(Extracted data entries)
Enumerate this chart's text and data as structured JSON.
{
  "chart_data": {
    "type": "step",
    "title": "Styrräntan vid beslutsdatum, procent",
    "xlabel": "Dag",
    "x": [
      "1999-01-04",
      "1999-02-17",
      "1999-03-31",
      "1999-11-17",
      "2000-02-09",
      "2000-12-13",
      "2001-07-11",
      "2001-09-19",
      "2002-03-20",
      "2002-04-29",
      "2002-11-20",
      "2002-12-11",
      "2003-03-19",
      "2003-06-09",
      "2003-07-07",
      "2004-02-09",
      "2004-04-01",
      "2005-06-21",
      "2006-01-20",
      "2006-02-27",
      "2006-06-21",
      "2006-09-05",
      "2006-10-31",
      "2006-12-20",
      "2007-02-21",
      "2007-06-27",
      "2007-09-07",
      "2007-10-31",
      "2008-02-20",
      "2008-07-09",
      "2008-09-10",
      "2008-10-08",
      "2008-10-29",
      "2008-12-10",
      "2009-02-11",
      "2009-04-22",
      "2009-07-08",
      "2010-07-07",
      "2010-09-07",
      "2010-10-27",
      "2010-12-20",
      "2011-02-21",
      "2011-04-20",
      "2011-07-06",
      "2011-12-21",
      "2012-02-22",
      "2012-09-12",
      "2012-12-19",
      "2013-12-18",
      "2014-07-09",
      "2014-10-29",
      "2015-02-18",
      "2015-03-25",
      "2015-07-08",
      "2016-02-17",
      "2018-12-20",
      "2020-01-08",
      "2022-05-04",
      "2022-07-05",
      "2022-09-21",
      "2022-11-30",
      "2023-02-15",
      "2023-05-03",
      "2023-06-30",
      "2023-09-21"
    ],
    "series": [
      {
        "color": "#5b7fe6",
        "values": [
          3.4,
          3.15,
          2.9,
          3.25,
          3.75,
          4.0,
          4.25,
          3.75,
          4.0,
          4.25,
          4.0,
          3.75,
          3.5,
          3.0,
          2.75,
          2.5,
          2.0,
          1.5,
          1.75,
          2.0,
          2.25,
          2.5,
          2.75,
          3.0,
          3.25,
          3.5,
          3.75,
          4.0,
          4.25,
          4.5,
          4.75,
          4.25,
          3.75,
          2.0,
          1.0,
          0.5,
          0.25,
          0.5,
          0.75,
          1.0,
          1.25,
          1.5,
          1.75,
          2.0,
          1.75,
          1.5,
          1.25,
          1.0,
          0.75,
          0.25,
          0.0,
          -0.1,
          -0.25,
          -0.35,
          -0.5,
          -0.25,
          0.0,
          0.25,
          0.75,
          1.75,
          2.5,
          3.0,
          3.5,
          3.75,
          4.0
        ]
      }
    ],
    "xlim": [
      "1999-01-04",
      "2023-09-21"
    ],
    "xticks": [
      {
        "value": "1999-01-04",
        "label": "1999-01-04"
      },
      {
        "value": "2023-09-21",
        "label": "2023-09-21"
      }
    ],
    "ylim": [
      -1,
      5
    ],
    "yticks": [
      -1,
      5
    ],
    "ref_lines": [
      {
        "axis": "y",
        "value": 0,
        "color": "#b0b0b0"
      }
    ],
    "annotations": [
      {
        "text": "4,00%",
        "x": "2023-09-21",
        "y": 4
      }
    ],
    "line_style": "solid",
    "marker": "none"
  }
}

REQUIREMENTS: Extract the complete listing above, reproducing each line exactly.

FINAL ANSWER:
Enumerate this chart's text and data as structured JSON.
{
  "chart_data": {
    "type": "step",
    "title": "Styrräntan vid beslutsdatum, procent",
    "xlabel": "Dag",
    "x": [
      "1999-01-04",
      "1999-02-17",
      "1999-03-31",
      "1999-11-17",
      "2000-02-09",
      "2000-12-13",
      "2001-07-11",
      "2001-09-19",
      "2002-03-20",
      "2002-04-29",
      "2002-11-20",
      "2002-12-11",
      "2003-03-19",
      "2003-06-09",
      "2003-07-07",
      "2004-02-09",
      "2004-04-01",
      "2005-06-21",
      "2006-01-20",
      "2006-02-27",
      "2006-06-21",
      "2006-09-05",
      "2006-10-31",
      "2006-12-20",
      "2007-02-21",
      "2007-06-27",
      "2007-09-07",
      "2007-10-31",
      "2008-02-20",
      "2008-07-09",
      "2008-09-10",
      "2008-10-08",
      "2008-10-29",
      "2008-12-10",
      "2009-02-11",
      "2009-04-22",
      "2009-07-08",
      "2010-07-07",
      "2010-09-07",
      "2010-10-27",
      "2010-12-20",
      "2011-02-21",
      "2011-04-20",
      "2011-07-06",
      "2011-12-21",
      "2012-02-22",
      "2012-09-12",
      "2012-12-19",
      "2013-12-18",
      "2014-07-09",
      "2014-10-29",
      "2015-02-18",
      "2015-03-25",
      "2015-07-08",
      "2016-02-17",
      "2018-12-20",
      "2020-01-08",
      "2022-05-04",
      "2022-07-05",
      "2022-09-21",
      "2022-11-30",
      "2023-02-15",
      "2023-05-03",
      "2023-06-30",
      "2023-09-21"
    ],
    "series": [
      {
        "color": "#5b7fe6",
        "values": [
          3.4,
          3.15,
          2.9,
          3.25,
          3.75,
          4.0,
          4.25,
          3.75,
          4.0,
          4.25,
          4.0,
          3.75,
          3.5,
          3.0,
          2.75,
          2.5,
          2.0,
          1.5,
          1.75,
          2.0,
          2.25,
          2.5,
          2.75,
          3.0,
          3.25,
          3.5,
          3.75,
          4.0,
          4.25,
          4.5,
          4.75,
          4.25,
          3.75,
          2.0,
          1.0,
          0.5,
          0.25,
          0.5,
          0.75,
          1.0,
          1.25,
          1.5,
          1.75,
          2.0,
          1.75,
          1.5,
          1.25,
          1.0,
          0.75,
          0.25,
          0.0,
          -0.1,
          -0.25,
          -0.35,
          -0.5,
          -0.25,
          0.0,
          0.25,
          0.75,
          1.75,
          2.5,
          3.0,
          3.5,
          3.75,
          4.0
        ]
      }
    ],
    "xlim": [
      "1999-01-04",
      "2023-09-21"
    ],
    "xticks": [
      {
        "value": "1999-01-04",
        "label": "1999-01-04"
      },
      {
        "value": "2023-09-21",
        "label": "2023-09-21"
      }
    ],
    "ylim": [
      -1,
      5
    ],
    "yticks": [
      -1,
      5
    ],
    "ref_lines": [
      {
        "axis": "y",
        "value": 0,
        "color": "#b0b0b0"
      }
    ],
    "annotations": [
      {
        "text": "4,00%",
        "x": "2023-09-21",
        "y": 4
      }
    ],
    "line_style": "solid",
    "marker": "none"
  }
}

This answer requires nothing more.